Abruzzo in ginocchio per le sanzioni alla Russia

Proprio nel momento in cui la nostra economia stava risollevandosi dopo la Pandemia ecco la mazzata su settori quali quello automobilistico, mobili e abbigliamento. Pesa la crisi energetica

Abruzzo in ginocchio per le sanzioni alla Russia

Le sanzioni economiche imposte alla Russia si ripercuotono gravemente, più che altrove, sulla nostra regione e proprio nel momento in cui l'Abruzzo stava per risollevarsi dall'impatto negativo del Covid sull'economia. Basti pensare che già tra il 2013 e il 2021 l'export verso la Russia era in calo del 75% ben più alto, in termini percentuali, di quello delle Marche -59,6%, della Toscana -40,4%, della Lombardia -30,4%, del Veneto -26,2% e dell' Emilia-Romagna -25,2% (fonte Abruzzolive del 27/2/22). Anche per il presidente Camera di Commercio Chieti Pescara, Gennaro Strever, “è fortemente a rischio l’equilibrio dell’economia regionale", già sofferente per colpa degli effetti della pandemia. La conferma viene dall'analisi dell'Agenzia di Sviluppo della camera di Commercio Chieti-Pescara sulle conseguenze del blocco dell'interscambio con la Russia. Per quanto riguarda l'export verso la Russia il settore automobilistico, che da solo rappresenta ben il 50% del PIL abruzzese, è fortemente a rischio. Non solo ma anche i settori dell'abbigliamento, dei mobili, sono colpiti dalle sanzioni imposte alla Russia. Pesanti ripercussioni derivano anche dalle mancate importazioni di prodotti agricoli come il grano il cui crescente costo sta facendo lievitare i prezzi di pane e pasta a livelli mai visti. Per non parlare dell'impennata dei prodotti energetici che sta colpendo pesantemente non solo le famiglie, ma pure il settore della pesca che, a causa del caro gasolio, ha costretto gli armatori a fermare i pescherecci nei porti. Anche il commercio con l'Ucraina, da cui ci proveniva una grossa fetta di prodotti agricoli, è fermo a causa della guerra che ha bloccato nei porti sul mar nero i carghi di grano per l'Italia.

▶ **RIGHE ESTRATTE**:

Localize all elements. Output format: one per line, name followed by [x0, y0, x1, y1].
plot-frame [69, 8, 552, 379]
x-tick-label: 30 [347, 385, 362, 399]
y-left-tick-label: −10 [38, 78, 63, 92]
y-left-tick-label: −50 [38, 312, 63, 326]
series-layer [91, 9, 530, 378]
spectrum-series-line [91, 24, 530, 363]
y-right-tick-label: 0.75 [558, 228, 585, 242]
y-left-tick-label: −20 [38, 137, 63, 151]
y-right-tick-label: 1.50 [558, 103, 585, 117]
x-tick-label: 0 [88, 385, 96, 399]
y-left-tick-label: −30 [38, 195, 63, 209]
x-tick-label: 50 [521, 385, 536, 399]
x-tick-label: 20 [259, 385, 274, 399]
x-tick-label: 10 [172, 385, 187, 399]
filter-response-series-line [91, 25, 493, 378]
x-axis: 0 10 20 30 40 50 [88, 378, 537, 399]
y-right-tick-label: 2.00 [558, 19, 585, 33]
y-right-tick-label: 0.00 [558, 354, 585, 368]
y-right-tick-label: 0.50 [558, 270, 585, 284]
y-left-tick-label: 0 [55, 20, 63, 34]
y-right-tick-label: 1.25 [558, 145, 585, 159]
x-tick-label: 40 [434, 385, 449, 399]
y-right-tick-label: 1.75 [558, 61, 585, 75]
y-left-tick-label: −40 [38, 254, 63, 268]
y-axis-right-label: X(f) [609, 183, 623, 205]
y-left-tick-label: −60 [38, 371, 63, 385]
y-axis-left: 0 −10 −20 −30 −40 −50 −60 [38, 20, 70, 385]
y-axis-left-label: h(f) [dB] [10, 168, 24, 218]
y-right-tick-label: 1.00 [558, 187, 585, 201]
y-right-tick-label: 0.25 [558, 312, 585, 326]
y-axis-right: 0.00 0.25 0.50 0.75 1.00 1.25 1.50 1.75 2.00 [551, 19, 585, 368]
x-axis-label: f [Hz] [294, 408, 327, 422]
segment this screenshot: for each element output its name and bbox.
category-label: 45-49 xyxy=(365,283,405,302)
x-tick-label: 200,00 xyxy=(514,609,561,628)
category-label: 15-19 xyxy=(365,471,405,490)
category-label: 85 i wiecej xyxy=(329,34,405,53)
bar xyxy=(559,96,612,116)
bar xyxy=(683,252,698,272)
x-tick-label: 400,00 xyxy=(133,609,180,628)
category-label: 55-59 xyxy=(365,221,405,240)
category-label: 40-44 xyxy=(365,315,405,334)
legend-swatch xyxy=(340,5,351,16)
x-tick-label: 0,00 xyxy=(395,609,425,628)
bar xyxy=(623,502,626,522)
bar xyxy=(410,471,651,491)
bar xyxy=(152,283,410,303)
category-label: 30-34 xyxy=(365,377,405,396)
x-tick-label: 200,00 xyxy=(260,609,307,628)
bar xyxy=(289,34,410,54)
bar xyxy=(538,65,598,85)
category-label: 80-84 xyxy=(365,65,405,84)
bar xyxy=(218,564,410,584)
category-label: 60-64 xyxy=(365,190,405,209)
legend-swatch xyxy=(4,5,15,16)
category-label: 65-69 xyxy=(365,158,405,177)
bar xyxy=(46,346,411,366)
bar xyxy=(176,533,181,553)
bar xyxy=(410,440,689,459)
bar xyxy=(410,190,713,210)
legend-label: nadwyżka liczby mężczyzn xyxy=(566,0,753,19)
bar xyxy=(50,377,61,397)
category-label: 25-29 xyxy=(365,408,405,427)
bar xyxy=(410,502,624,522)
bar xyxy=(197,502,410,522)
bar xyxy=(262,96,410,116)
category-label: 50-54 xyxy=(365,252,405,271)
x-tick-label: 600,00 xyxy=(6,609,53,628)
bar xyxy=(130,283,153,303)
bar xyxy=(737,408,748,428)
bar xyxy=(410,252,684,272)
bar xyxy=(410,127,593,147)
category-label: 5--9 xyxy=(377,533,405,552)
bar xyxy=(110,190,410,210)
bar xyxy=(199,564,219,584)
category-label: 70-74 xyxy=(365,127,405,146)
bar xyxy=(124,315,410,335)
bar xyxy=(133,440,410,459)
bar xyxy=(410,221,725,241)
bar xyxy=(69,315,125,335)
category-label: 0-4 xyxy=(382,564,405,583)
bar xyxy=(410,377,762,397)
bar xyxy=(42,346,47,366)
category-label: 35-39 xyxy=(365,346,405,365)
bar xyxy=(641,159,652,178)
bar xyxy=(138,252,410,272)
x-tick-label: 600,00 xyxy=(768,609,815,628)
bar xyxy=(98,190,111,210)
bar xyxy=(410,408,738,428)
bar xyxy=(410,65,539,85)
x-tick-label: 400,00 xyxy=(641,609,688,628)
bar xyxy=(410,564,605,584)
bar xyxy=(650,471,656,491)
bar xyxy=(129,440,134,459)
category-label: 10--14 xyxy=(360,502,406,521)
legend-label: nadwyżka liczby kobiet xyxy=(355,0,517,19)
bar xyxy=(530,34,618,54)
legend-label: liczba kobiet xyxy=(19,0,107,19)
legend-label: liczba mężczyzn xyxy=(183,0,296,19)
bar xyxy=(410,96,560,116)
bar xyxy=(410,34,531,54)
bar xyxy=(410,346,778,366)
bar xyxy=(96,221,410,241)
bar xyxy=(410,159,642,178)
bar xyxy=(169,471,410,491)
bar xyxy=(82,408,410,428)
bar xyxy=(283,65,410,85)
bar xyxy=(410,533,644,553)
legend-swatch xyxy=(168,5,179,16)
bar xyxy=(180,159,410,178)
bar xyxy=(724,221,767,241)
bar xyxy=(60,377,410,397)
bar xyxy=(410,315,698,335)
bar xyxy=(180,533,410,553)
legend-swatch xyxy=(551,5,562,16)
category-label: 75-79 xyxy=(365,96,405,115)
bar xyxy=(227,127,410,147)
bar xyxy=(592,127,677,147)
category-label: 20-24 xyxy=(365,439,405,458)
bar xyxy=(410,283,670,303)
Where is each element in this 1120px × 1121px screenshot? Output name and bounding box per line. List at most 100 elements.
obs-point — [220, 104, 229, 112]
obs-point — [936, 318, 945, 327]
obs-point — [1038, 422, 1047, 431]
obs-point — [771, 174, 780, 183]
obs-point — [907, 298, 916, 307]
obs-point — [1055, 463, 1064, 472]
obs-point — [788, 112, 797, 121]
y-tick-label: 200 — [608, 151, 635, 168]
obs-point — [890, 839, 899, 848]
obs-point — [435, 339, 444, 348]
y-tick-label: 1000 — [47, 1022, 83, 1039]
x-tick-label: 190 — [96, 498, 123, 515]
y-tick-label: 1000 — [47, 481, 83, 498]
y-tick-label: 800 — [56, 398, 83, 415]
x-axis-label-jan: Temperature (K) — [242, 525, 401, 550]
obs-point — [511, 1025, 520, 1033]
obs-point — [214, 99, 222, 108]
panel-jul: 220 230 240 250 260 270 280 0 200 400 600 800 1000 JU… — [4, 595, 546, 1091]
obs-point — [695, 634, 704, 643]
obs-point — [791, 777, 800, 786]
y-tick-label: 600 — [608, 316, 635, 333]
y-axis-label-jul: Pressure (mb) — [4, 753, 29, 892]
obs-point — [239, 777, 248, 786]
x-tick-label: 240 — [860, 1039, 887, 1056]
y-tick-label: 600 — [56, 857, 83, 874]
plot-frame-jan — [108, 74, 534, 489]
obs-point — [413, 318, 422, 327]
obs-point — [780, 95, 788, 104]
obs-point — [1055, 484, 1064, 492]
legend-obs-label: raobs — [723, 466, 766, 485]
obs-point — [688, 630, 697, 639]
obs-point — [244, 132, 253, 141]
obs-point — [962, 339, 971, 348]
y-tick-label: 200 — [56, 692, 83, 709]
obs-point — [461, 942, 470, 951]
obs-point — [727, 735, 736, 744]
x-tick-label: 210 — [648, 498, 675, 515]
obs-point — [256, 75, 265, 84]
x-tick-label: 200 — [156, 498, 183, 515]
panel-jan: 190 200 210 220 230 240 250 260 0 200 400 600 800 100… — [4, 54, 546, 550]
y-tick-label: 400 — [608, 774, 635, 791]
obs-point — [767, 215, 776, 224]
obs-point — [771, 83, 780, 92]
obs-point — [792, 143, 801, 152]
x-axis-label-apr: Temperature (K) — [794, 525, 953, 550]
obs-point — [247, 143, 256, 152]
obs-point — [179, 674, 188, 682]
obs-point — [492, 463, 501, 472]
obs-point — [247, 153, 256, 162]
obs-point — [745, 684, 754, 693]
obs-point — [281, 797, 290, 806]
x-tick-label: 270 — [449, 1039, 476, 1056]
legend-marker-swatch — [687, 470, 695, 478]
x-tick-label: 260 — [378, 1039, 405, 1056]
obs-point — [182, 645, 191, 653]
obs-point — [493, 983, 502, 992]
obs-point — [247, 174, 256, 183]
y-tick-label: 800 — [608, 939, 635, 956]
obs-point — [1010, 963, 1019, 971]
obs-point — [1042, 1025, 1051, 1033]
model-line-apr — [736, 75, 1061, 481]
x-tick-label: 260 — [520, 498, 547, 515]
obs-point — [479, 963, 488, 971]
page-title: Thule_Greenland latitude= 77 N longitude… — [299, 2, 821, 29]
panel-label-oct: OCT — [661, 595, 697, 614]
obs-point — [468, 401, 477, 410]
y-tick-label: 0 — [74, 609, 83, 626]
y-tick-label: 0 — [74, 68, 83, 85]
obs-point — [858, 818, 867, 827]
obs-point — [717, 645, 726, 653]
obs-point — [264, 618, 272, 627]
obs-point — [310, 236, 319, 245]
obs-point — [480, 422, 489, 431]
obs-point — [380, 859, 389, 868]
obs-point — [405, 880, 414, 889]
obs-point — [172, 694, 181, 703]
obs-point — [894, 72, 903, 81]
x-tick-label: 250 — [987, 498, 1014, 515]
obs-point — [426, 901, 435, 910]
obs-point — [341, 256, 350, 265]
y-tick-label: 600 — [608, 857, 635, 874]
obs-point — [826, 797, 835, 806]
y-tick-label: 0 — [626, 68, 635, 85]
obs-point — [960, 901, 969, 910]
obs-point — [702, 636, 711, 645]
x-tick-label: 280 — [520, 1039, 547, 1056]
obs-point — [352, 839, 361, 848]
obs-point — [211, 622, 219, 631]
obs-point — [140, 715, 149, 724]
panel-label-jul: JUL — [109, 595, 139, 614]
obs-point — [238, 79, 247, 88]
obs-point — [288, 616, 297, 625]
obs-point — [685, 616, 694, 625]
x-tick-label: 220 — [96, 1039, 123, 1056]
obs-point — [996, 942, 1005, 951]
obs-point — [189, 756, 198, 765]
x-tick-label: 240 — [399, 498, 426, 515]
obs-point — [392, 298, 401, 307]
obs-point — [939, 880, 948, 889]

▶ **COSA FARE**: Ricopia per intero, parola per parola, il testo della pagina sull'Abruzzo e le sanzioni alla Russia.

▶ **RISPOSTA**:
Abruzzo in ginocchio per le sanzioni alla Russia

Proprio nel momento in cui la nostra economia stava risollevandosi dopo la Pandemia ecco la mazzata su settori quali quello automobilistico, mobili e abbigliamento. Pesa la crisi energetica

Abruzzo in ginocchio per le sanzioni alla Russia

Le sanzioni economiche imposte alla Russia si ripercuotono gravemente, più che altrove, sulla nostra regione e proprio nel momento in cui l'Abruzzo stava per risollevarsi dall'impatto negativo del Covid sull'economia. Basti pensare che già tra il 2013 e il 2021 l'export verso la Russia era in calo del 75% ben più alto, in termini percentuali, di quello delle Marche -59,6%, della Toscana -40,4%, della Lombardia -30,4%, del Veneto -26,2% e dell' Emilia-Romagna -25,2% (fonte Abruzzolive del 27/2/22). Anche per il presidente Camera di Commercio Chieti Pescara, Gennaro Strever, “è fortemente a rischio l’equilibrio dell’economia regionale", già sofferente per colpa degli effetti della pandemia. La conferma viene dall'analisi dell'Agenzia di Sviluppo della camera di Commercio Chieti-Pescara sulle conseguenze del blocco dell'interscambio con la Russia. Per quanto riguarda l'export verso la Russia il settore automobilistico, che da solo rappresenta ben il 50% del PIL abruzzese, è fortemente a rischio. Non solo ma anche i settori dell'abbigliamento, dei mobili, sono colpiti dalle sanzioni imposte alla Russia. Pesanti ripercussioni derivano anche dalle mancate importazioni di prodotti agricoli come il grano il cui crescente costo sta facendo lievitare i prezzi di pane e pasta a livelli mai visti. Per non parlare dell'impennata dei prodotti energetici che sta colpendo pesantemente non solo le famiglie, ma pure il settore della pesca che, a causa del caro gasolio, ha costretto gli armatori a fermare i pescherecci nei porti. Anche il commercio con l'Ucraina, da cui ci proveniva una grossa fetta di prodotti agricoli, è fermo a causa della guerra che ha bloccato nei porti sul mar nero i carghi di grano per l'Italia.